**PROBLEM TO SOLVE:** Tally the lines that contain "nalog" and report the total alone.

**Dataset items:**
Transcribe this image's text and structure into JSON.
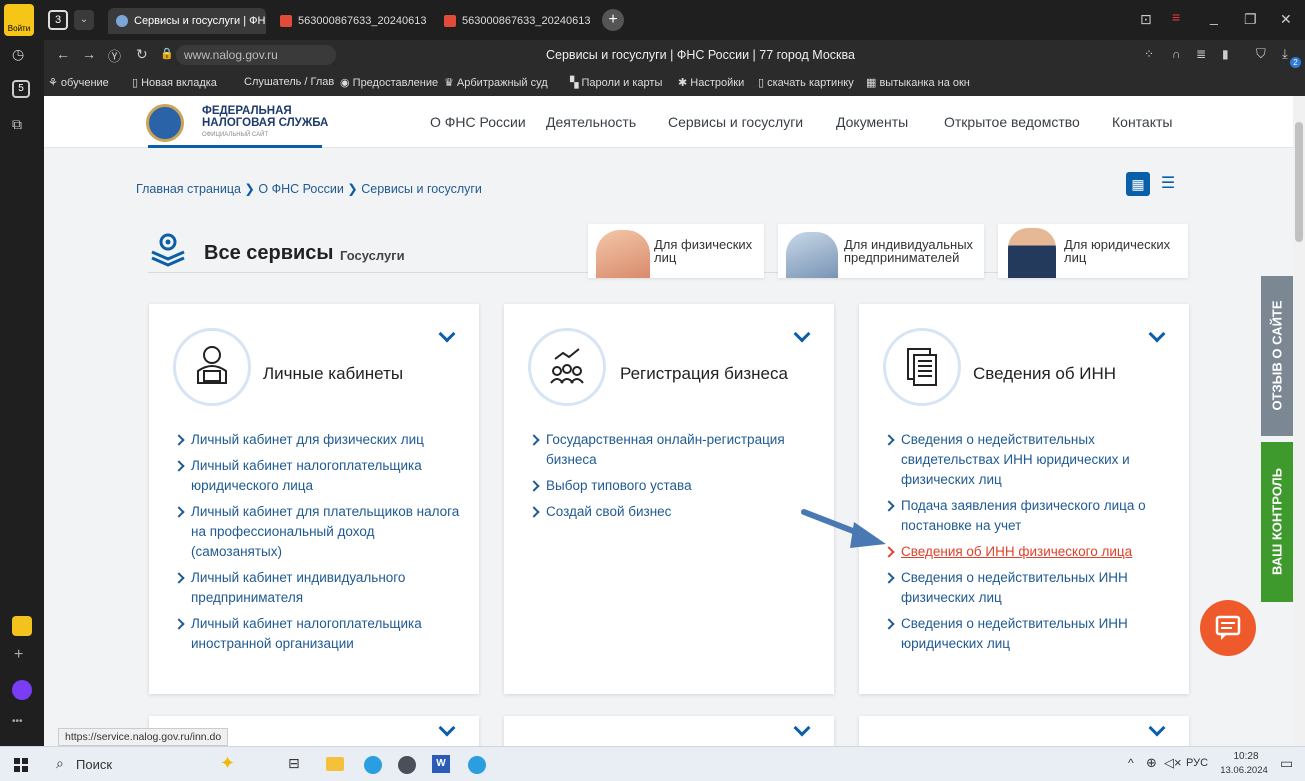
{
  "browser": {
    "login_label": "Войти",
    "tab_count": "3",
    "tabs": [
      {
        "title": "Сервисы и госуслуги | ФНС"
      },
      {
        "title": "563000867633_20240613"
      },
      {
        "title": "563000867633_20240613"
      }
    ],
    "url": "www.nalog.gov.ru",
    "page_title": "Сервисы и госуслуги | ФНС России | 77 город Москва",
    "download_badge": "2",
    "bookmarks": [
      "обучение",
      "Новая вкладка",
      "Слушатель / Глав",
      "Предоставление",
      "Арбитражный суд",
      "Пароли и карты",
      "Настройки",
      "скачать картинку",
      "вытыканка на окн"
    ],
    "side_counter": "5",
    "status_url": "https://service.nalog.gov.ru/inn.do"
  },
  "site": {
    "logo_line1": "ФЕДЕРАЛЬНАЯ",
    "logo_line2": "НАЛОГОВАЯ СЛУЖБА",
    "logo_line3": "ОФИЦИАЛЬНЫЙ САЙТ",
    "nav": [
      "О ФНС России",
      "Деятельность",
      "Сервисы и госуслуги",
      "Документы",
      "Открытое ведомство",
      "Контакты"
    ],
    "breadcrumb": [
      "Главная страница",
      "О ФНС России",
      "Сервисы и госуслуги"
    ],
    "section_title": "Все сервисы",
    "section_tab": "Госуслуги",
    "audiences": [
      "Для физических лиц",
      "Для индивидуальных предпринимателей",
      "Для юридических лиц"
    ],
    "side_feedback": "ОТЗЫВ О САЙТЕ",
    "side_control": "ВАШ КОНТРОЛЬ"
  },
  "cards": [
    {
      "title": "Личные кабинеты",
      "links": [
        "Личный кабинет для физических лиц",
        "Личный кабинет налогоплательщика юридического лица",
        "Личный кабинет для плательщиков налога на профессиональный доход (самозанятых)",
        "Личный кабинет индивидуального предпринимателя",
        "Личный кабинет налогоплательщика иностранной организации"
      ]
    },
    {
      "title": "Регистрация бизнеса",
      "links": [
        "Государственная онлайн-регистрация бизнеса",
        "Выбор типового устава",
        "Создай свой бизнес"
      ]
    },
    {
      "title": "Сведения об ИНН",
      "links": [
        "Сведения о недействительных свидетельствах ИНН юридических и физических лиц",
        "Подача заявления физического лица о постановке на учет",
        "Сведения об ИНН физического лица",
        "Сведения о недействительных ИНН физических лиц",
        "Сведения о недействительных ИНН юридических лиц"
      ]
    }
  ],
  "taskbar": {
    "search": "Поиск",
    "lang": "РУС",
    "time": "10:28",
    "date": "13.06.2024"
  },
  "colors": {
    "accent": "#0b5ea8",
    "highlight": "#e0412b",
    "green": "#3f9a2e"
  }
}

**COMPLETED TASK:** 2